>> start Listed records

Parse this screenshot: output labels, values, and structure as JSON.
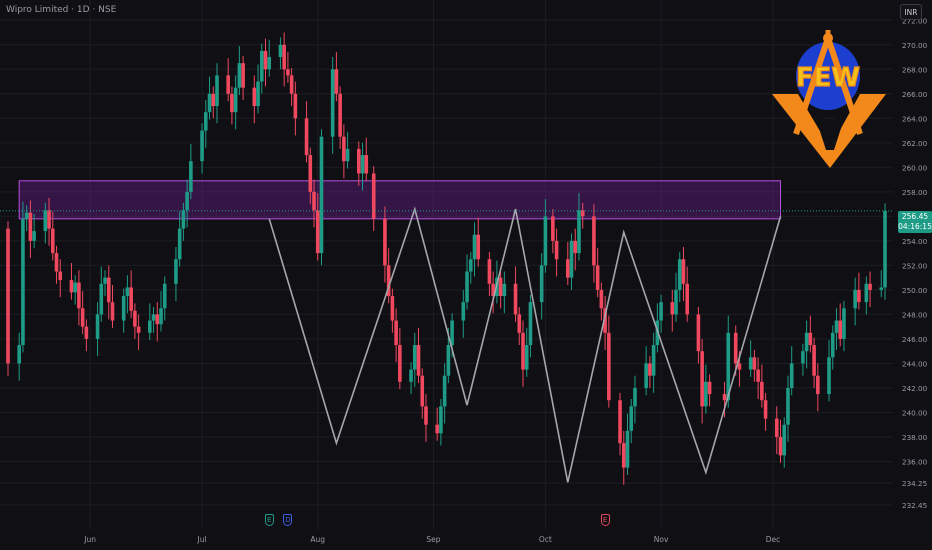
{
  "header": {
    "title": "Wipro Limited · 1D · NSE"
  },
  "currency_button": "INR",
  "price_tag": {
    "price": "256.45",
    "countdown": "04:16:15"
  },
  "events": [
    {
      "letter": "E",
      "color": "#1e9c87",
      "date": "2024-07-19"
    },
    {
      "letter": "D",
      "color": "#3d5fe0",
      "date": "2024-07-24"
    },
    {
      "letter": "E",
      "color": "#e04c5f",
      "date": "2024-10-17"
    }
  ],
  "logo": {
    "text": "FEW",
    "colors": {
      "orange": "#f2891a",
      "blue": "#1d3fd0",
      "yellow": "#f5c21b"
    }
  },
  "colors": {
    "background": "#101014",
    "up": "#1e9c87",
    "down": "#f0485f",
    "zone_fill": "rgba(123,31,162,0.35)",
    "zone_stroke": "#b84fe0",
    "zigzag": "#a5a7ad",
    "grid": "#1c1d22",
    "axis_text": "#9a9ca3"
  },
  "chart_data": {
    "type": "candlestick",
    "title": "Wipro Limited · 1D · NSE",
    "ylim": [
      232.45,
      273
    ],
    "y_ticks": [
      "272.00",
      "270.00",
      "268.00",
      "266.00",
      "264.00",
      "262.00",
      "260.00",
      "258.00",
      "256.00",
      "254.00",
      "252.00",
      "250.00",
      "248.00",
      "246.00",
      "244.00",
      "242.00",
      "240.00",
      "238.00",
      "236.00",
      "234.25",
      "232.45"
    ],
    "x_ticks": [
      {
        "label": "Jun",
        "date": "2024-06-01"
      },
      {
        "label": "Jul",
        "date": "2024-07-01"
      },
      {
        "label": "Aug",
        "date": "2024-08-01"
      },
      {
        "label": "Sep",
        "date": "2024-09-01"
      },
      {
        "label": "Oct",
        "date": "2024-10-01"
      },
      {
        "label": "Nov",
        "date": "2024-11-01"
      },
      {
        "label": "Dec",
        "date": "2024-12-01"
      }
    ],
    "last_price": 256.45,
    "zone": {
      "low": 255.8,
      "high": 258.9,
      "from": "2024-05-13",
      "to": "2024-12-03"
    },
    "zigzag": [
      {
        "date": "2024-07-19",
        "price": 255.8
      },
      {
        "date": "2024-08-06",
        "price": 237.5
      },
      {
        "date": "2024-08-27",
        "price": 256.6
      },
      {
        "date": "2024-09-10",
        "price": 240.6
      },
      {
        "date": "2024-09-23",
        "price": 256.6
      },
      {
        "date": "2024-10-07",
        "price": 234.3
      },
      {
        "date": "2024-10-22",
        "price": 254.7
      },
      {
        "date": "2024-11-13",
        "price": 235.1
      },
      {
        "date": "2024-12-03",
        "price": 256.0
      }
    ],
    "anchor_close": 255.0,
    "closes": [
      [
        "2024-05-10",
        244.0
      ],
      [
        "2024-05-13",
        245.5
      ],
      [
        "2024-05-14",
        255.8
      ],
      [
        "2024-05-15",
        256.3
      ],
      [
        "2024-05-16",
        254.0
      ],
      [
        "2024-05-17",
        254.8
      ],
      [
        "2024-05-20",
        256.5
      ],
      [
        "2024-05-21",
        255.0
      ],
      [
        "2024-05-22",
        253.0
      ],
      [
        "2024-05-23",
        251.5
      ],
      [
        "2024-05-24",
        250.8
      ],
      [
        "2024-05-27",
        249.8
      ],
      [
        "2024-05-28",
        250.6
      ],
      [
        "2024-05-29",
        248.5
      ],
      [
        "2024-05-30",
        247.0
      ],
      [
        "2024-05-31",
        246.0
      ],
      [
        "2024-06-03",
        248.0
      ],
      [
        "2024-06-04",
        250.5
      ],
      [
        "2024-06-05",
        251.0
      ],
      [
        "2024-06-06",
        249.0
      ],
      [
        "2024-06-07",
        247.5
      ],
      [
        "2024-06-10",
        249.5
      ],
      [
        "2024-06-11",
        250.2
      ],
      [
        "2024-06-12",
        248.3
      ],
      [
        "2024-06-13",
        247.0
      ],
      [
        "2024-06-14",
        246.5
      ],
      [
        "2024-06-17",
        247.5
      ],
      [
        "2024-06-18",
        248.0
      ],
      [
        "2024-06-19",
        247.2
      ],
      [
        "2024-06-20",
        248.5
      ],
      [
        "2024-06-21",
        250.5
      ],
      [
        "2024-06-24",
        252.5
      ],
      [
        "2024-06-25",
        255.0
      ],
      [
        "2024-06-26",
        256.5
      ],
      [
        "2024-06-27",
        258.0
      ],
      [
        "2024-06-28",
        260.5
      ],
      [
        "2024-07-01",
        263.0
      ],
      [
        "2024-07-02",
        264.5
      ],
      [
        "2024-07-03",
        266.0
      ],
      [
        "2024-07-04",
        265.0
      ],
      [
        "2024-07-05",
        267.5
      ],
      [
        "2024-07-08",
        266.0
      ],
      [
        "2024-07-09",
        264.5
      ],
      [
        "2024-07-10",
        266.5
      ],
      [
        "2024-07-11",
        268.5
      ],
      [
        "2024-07-12",
        266.5
      ],
      [
        "2024-07-15",
        265.0
      ],
      [
        "2024-07-16",
        267.0
      ],
      [
        "2024-07-17",
        269.5
      ],
      [
        "2024-07-18",
        268.0
      ],
      [
        "2024-07-19",
        269.0
      ],
      [
        "2024-07-22",
        270.0
      ],
      [
        "2024-07-23",
        268.0
      ],
      [
        "2024-07-24",
        267.5
      ],
      [
        "2024-07-25",
        266.0
      ],
      [
        "2024-07-26",
        264.0
      ],
      [
        "2024-07-29",
        261.0
      ],
      [
        "2024-07-30",
        258.0
      ],
      [
        "2024-07-31",
        256.5
      ],
      [
        "2024-08-01",
        253.0
      ],
      [
        "2024-08-02",
        262.5
      ],
      [
        "2024-08-05",
        268.0
      ],
      [
        "2024-08-06",
        266.0
      ],
      [
        "2024-08-07",
        262.5
      ],
      [
        "2024-08-08",
        260.5
      ],
      [
        "2024-08-09",
        261.5
      ],
      [
        "2024-08-12",
        259.5
      ],
      [
        "2024-08-13",
        261.0
      ],
      [
        "2024-08-14",
        259.5
      ],
      [
        "2024-08-16",
        255.8
      ],
      [
        "2024-08-19",
        252.0
      ],
      [
        "2024-08-20",
        249.5
      ],
      [
        "2024-08-21",
        247.5
      ],
      [
        "2024-08-22",
        245.5
      ],
      [
        "2024-08-23",
        242.5
      ],
      [
        "2024-08-26",
        243.5
      ],
      [
        "2024-08-27",
        245.5
      ],
      [
        "2024-08-28",
        243.0
      ],
      [
        "2024-08-29",
        240.5
      ],
      [
        "2024-08-30",
        239.0
      ],
      [
        "2024-09-02",
        238.3
      ],
      [
        "2024-09-03",
        240.5
      ],
      [
        "2024-09-04",
        243.0
      ],
      [
        "2024-09-05",
        245.5
      ],
      [
        "2024-09-06",
        247.5
      ],
      [
        "2024-09-09",
        249.0
      ],
      [
        "2024-09-10",
        251.5
      ],
      [
        "2024-09-11",
        252.5
      ],
      [
        "2024-09-12",
        254.5
      ],
      [
        "2024-09-13",
        252.5
      ],
      [
        "2024-09-16",
        250.5
      ],
      [
        "2024-09-17",
        249.5
      ],
      [
        "2024-09-18",
        251.0
      ],
      [
        "2024-09-19",
        249.5
      ],
      [
        "2024-09-20",
        250.5
      ],
      [
        "2024-09-23",
        248.0
      ],
      [
        "2024-09-24",
        246.5
      ],
      [
        "2024-09-25",
        243.5
      ],
      [
        "2024-09-26",
        245.5
      ],
      [
        "2024-09-27",
        249.0
      ],
      [
        "2024-09-30",
        252.0
      ],
      [
        "2024-10-01",
        256.0
      ],
      [
        "2024-10-03",
        254.0
      ],
      [
        "2024-10-04",
        252.5
      ],
      [
        "2024-10-07",
        251.0
      ],
      [
        "2024-10-08",
        254.0
      ],
      [
        "2024-10-09",
        253.0
      ],
      [
        "2024-10-10",
        256.5
      ],
      [
        "2024-10-11",
        256.0
      ],
      [
        "2024-10-14",
        252.0
      ],
      [
        "2024-10-15",
        250.0
      ],
      [
        "2024-10-16",
        248.5
      ],
      [
        "2024-10-17",
        246.5
      ],
      [
        "2024-10-18",
        241.0
      ],
      [
        "2024-10-21",
        237.5
      ],
      [
        "2024-10-22",
        235.5
      ],
      [
        "2024-10-23",
        238.5
      ],
      [
        "2024-10-24",
        240.5
      ],
      [
        "2024-10-25",
        242.0
      ],
      [
        "2024-10-28",
        244.0
      ],
      [
        "2024-10-29",
        243.0
      ],
      [
        "2024-10-30",
        245.5
      ],
      [
        "2024-10-31",
        247.5
      ],
      [
        "2024-11-01",
        249.0
      ],
      [
        "2024-11-04",
        248.0
      ],
      [
        "2024-11-05",
        250.0
      ],
      [
        "2024-11-06",
        252.5
      ],
      [
        "2024-11-07",
        250.5
      ],
      [
        "2024-11-08",
        248.0
      ],
      [
        "2024-11-11",
        245.0
      ],
      [
        "2024-11-12",
        240.5
      ],
      [
        "2024-11-13",
        242.5
      ],
      [
        "2024-11-14",
        241.5
      ],
      [
        "2024-11-18",
        241.0
      ],
      [
        "2024-11-19",
        246.5
      ],
      [
        "2024-11-21",
        244.0
      ],
      [
        "2024-11-22",
        243.5
      ],
      [
        "2024-11-25",
        244.5
      ],
      [
        "2024-11-26",
        243.5
      ],
      [
        "2024-11-27",
        242.5
      ],
      [
        "2024-11-28",
        241.0
      ],
      [
        "2024-11-29",
        239.5
      ],
      [
        "2024-12-02",
        238.0
      ],
      [
        "2024-12-03",
        236.5
      ],
      [
        "2024-12-04",
        239.0
      ],
      [
        "2024-12-05",
        242.0
      ],
      [
        "2024-12-06",
        244.0
      ],
      [
        "2024-12-09",
        245.0
      ],
      [
        "2024-12-10",
        246.5
      ],
      [
        "2024-12-11",
        245.5
      ],
      [
        "2024-12-12",
        243.0
      ],
      [
        "2024-12-13",
        241.5
      ],
      [
        "2024-12-16",
        244.5
      ],
      [
        "2024-12-17",
        246.5
      ],
      [
        "2024-12-18",
        247.5
      ],
      [
        "2024-12-19",
        246.0
      ],
      [
        "2024-12-20",
        248.5
      ],
      [
        "2024-12-23",
        250.0
      ],
      [
        "2024-12-24",
        249.0
      ],
      [
        "2024-12-26",
        250.5
      ],
      [
        "2024-12-27",
        250.0
      ],
      [
        "2024-12-30",
        250.2
      ],
      [
        "2024-12-31",
        256.45
      ]
    ]
  }
}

>> end Listed records

*Task directions*: Copy each line that holds the word "Wipro".

*Finished exercise*:
    "title": "Wipro Limited · 1D · NSE"
    "title": "Wipro Limited · 1D · NSE",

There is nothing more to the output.